• TO DO
Each entry below must be repeated exactly, with pictures left out.

• Records
-.-.-

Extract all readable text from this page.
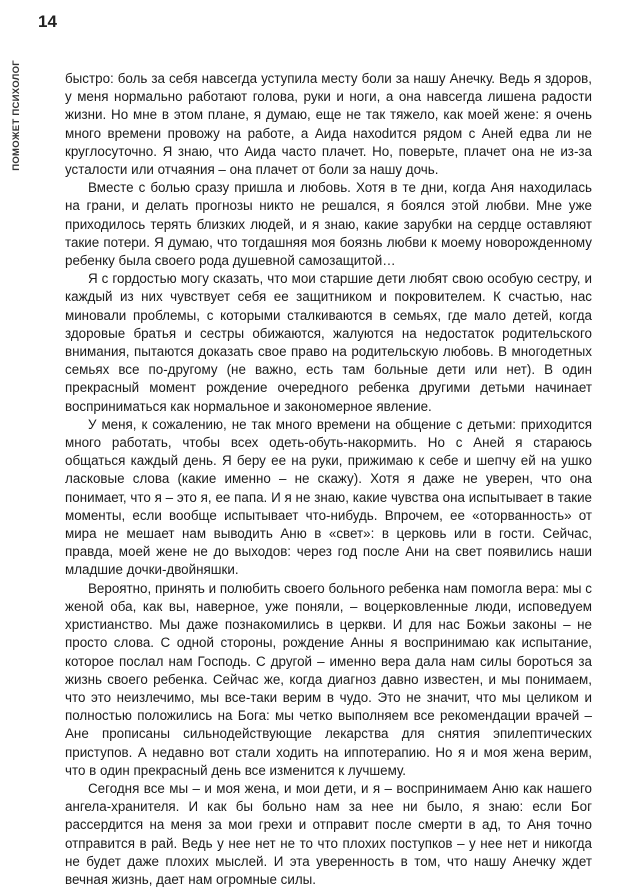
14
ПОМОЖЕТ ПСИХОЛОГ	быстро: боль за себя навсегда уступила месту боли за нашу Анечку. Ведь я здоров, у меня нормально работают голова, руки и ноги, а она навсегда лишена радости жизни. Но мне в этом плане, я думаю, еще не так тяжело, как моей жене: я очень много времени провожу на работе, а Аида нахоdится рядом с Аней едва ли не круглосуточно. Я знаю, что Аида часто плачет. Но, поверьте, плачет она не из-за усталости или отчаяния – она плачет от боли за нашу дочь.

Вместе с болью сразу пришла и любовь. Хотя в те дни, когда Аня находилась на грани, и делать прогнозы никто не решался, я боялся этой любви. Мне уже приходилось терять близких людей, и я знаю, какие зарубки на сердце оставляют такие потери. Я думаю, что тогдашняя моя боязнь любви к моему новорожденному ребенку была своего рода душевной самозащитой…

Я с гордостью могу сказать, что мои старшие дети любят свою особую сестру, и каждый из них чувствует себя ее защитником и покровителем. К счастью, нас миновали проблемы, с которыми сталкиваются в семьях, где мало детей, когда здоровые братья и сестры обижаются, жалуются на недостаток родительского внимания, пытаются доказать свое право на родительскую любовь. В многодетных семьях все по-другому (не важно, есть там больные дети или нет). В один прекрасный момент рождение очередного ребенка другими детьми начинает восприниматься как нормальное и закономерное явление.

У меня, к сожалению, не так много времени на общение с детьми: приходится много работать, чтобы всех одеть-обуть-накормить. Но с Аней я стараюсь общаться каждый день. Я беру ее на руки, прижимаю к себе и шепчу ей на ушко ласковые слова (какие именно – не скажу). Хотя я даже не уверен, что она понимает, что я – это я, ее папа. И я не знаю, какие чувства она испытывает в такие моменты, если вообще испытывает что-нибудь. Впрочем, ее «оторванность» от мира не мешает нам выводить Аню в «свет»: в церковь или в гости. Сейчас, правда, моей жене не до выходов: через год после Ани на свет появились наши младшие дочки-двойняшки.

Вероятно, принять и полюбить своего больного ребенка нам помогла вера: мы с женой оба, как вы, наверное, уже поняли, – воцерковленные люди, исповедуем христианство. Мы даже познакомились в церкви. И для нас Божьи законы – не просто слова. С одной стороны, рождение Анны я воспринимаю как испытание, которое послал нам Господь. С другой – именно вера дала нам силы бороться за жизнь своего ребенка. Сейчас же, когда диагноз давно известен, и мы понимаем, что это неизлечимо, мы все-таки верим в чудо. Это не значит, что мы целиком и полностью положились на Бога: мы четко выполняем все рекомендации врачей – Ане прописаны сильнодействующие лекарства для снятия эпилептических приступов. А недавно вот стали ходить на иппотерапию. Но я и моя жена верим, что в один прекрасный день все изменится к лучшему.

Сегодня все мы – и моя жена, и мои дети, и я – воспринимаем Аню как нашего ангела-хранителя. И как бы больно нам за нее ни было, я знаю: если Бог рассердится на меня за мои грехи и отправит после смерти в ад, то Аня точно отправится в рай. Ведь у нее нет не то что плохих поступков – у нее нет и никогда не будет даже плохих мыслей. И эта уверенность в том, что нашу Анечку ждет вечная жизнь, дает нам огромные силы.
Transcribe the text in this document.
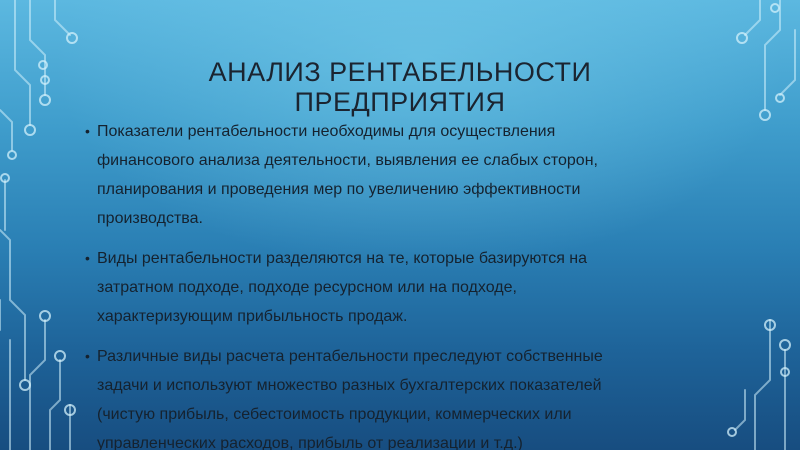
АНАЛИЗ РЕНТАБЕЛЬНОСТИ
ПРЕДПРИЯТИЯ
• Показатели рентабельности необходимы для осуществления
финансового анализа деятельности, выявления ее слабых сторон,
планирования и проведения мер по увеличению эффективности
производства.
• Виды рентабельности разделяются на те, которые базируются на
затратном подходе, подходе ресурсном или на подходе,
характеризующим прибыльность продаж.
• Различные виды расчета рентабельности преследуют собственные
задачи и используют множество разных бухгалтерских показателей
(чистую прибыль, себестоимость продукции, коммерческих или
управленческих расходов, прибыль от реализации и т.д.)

-.-.-

• SOLUTION
Extract all readable text from this page.
14
ПОМОЖЕТ ПСИХОЛОГ	быстро: боль за себя навсегда уступила месту боли за нашу Анечку. Ведь я здоров, у меня нормально работают голова, руки и ноги, а она навсегда лишена радости жизни. Но мне в этом плане, я думаю, еще не так тяжело, как моей жене: я очень много времени провожу на работе, а Аида нахоdится рядом с Аней едва ли не круглосуточно. Я знаю, что Аида часто плачет. Но, поверьте, плачет она не из-за усталости или отчаяния – она плачет от боли за нашу дочь.

Вместе с болью сразу пришла и любовь. Хотя в те дни, когда Аня находилась на грани, и делать прогнозы никто не решался, я боялся этой любви. Мне уже приходилось терять близких людей, и я знаю, какие зарубки на сердце оставляют такие потери. Я думаю, что тогдашняя моя боязнь любви к моему новорожденному ребенку была своего рода душевной самозащитой…

Я с гордостью могу сказать, что мои старшие дети любят свою особую сестру, и каждый из них чувствует себя ее защитником и покровителем. К счастью, нас миновали проблемы, с которыми сталкиваются в семьях, где мало детей, когда здоровые братья и сестры обижаются, жалуются на недостаток родительского внимания, пытаются доказать свое право на родительскую любовь. В многодетных семьях все по-другому (не важно, есть там больные дети или нет). В один прекрасный момент рождение очередного ребенка другими детьми начинает восприниматься как нормальное и закономерное явление.

У меня, к сожалению, не так много времени на общение с детьми: приходится много работать, чтобы всех одеть-обуть-накормить. Но с Аней я стараюсь общаться каждый день. Я беру ее на руки, прижимаю к себе и шепчу ей на ушко ласковые слова (какие именно – не скажу). Хотя я даже не уверен, что она понимает, что я – это я, ее папа. И я не знаю, какие чувства она испытывает в такие моменты, если вообще испытывает что-нибудь. Впрочем, ее «оторванность» от мира не мешает нам выводить Аню в «свет»: в церковь или в гости. Сейчас, правда, моей жене не до выходов: через год после Ани на свет появились наши младшие дочки-двойняшки.

Вероятно, принять и полюбить своего больного ребенка нам помогла вера: мы с женой оба, как вы, наверное, уже поняли, – воцерковленные люди, исповедуем христианство. Мы даже познакомились в церкви. И для нас Божьи законы – не просто слова. С одной стороны, рождение Анны я воспринимаю как испытание, которое послал нам Господь. С другой – именно вера дала нам силы бороться за жизнь своего ребенка. Сейчас же, когда диагноз давно известен, и мы понимаем, что это неизлечимо, мы все-таки верим в чудо. Это не значит, что мы целиком и полностью положились на Бога: мы четко выполняем все рекомендации врачей – Ане прописаны сильнодействующие лекарства для снятия эпилептических приступов. А недавно вот стали ходить на иппотерапию. Но я и моя жена верим, что в один прекрасный день все изменится к лучшему.

Сегодня все мы – и моя жена, и мои дети, и я – воспринимаем Аню как нашего ангела-хранителя. И как бы больно нам за нее ни было, я знаю: если Бог рассердится на меня за мои грехи и отправит после смерти в ад, то Аня точно отправится в рай. Ведь у нее нет не то что плохих поступков – у нее нет и никогда не будет даже плохих мыслей. И эта уверенность в том, что нашу Анечку ждет вечная жизнь, дает нам огромные силы.
Transcribe the text in this document.
АНАЛИЗ РЕНТАБЕЛЬНОСТИ
ПРЕДПРИЯТИЯ
• Показатели рентабельности необходимы для осуществления
финансового анализа деятельности, выявления ее слабых сторон,
планирования и проведения мер по увеличению эффективности
производства.
• Виды рентабельности разделяются на те, которые базируются на
затратном подходе, подходе ресурсном или на подходе,
характеризующим прибыльность продаж.
• Различные виды расчета рентабельности преследуют собственные
задачи и используют множество разных бухгалтерских показателей
(чистую прибыль, себестоимость продукции, коммерческих или
управленческих расходов, прибыль от реализации и т.д.)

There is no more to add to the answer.